- **Data lines**:

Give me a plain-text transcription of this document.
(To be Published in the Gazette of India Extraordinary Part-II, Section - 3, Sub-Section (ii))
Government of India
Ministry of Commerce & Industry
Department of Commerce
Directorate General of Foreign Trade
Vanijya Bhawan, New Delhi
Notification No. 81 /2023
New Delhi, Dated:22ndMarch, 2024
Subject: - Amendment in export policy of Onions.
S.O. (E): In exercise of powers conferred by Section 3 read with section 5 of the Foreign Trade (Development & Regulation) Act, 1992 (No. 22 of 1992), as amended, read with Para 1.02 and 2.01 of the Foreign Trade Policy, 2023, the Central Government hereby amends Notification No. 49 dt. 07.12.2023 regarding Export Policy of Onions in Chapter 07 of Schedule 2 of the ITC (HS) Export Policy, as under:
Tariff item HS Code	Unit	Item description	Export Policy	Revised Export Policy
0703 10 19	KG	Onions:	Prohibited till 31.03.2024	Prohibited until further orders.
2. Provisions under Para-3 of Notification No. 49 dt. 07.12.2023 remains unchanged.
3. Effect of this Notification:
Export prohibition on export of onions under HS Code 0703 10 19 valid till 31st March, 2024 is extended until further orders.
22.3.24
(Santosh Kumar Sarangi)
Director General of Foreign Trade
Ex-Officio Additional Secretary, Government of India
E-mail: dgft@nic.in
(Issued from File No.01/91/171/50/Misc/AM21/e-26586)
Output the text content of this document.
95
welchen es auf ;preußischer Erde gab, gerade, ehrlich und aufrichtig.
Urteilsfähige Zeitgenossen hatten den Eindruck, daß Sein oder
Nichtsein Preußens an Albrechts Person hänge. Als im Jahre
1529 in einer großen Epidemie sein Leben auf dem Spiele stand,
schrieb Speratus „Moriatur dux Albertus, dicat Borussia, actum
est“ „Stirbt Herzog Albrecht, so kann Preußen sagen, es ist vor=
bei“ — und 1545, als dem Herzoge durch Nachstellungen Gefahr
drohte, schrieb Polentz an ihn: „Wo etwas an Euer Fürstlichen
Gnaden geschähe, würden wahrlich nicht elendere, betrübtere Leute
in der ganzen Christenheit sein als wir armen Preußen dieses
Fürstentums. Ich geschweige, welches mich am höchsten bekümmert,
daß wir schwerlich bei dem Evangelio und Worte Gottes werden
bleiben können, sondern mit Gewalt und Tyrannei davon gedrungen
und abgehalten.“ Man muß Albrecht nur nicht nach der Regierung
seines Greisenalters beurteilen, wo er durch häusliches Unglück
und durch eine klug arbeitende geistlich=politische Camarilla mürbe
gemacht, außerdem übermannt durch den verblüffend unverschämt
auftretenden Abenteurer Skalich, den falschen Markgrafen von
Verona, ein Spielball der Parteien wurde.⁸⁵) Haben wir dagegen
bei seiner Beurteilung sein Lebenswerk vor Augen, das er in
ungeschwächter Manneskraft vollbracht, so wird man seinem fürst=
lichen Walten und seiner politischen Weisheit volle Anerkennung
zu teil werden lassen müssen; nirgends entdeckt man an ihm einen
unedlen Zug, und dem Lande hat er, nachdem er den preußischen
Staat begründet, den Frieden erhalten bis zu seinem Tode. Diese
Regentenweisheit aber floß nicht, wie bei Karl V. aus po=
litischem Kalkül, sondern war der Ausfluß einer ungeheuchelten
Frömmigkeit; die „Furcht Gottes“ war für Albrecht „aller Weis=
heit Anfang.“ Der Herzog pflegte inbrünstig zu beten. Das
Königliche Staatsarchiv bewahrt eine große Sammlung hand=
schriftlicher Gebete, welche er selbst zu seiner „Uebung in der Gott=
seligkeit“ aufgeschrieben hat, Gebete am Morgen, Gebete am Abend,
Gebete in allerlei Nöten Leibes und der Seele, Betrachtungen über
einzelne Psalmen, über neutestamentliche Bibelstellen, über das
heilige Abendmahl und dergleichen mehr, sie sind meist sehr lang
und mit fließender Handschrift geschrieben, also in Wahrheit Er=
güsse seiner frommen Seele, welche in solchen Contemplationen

- **What to produce**:
Tally the lines holding the string "Commerce" and give only the count.

- **Task solution**:
2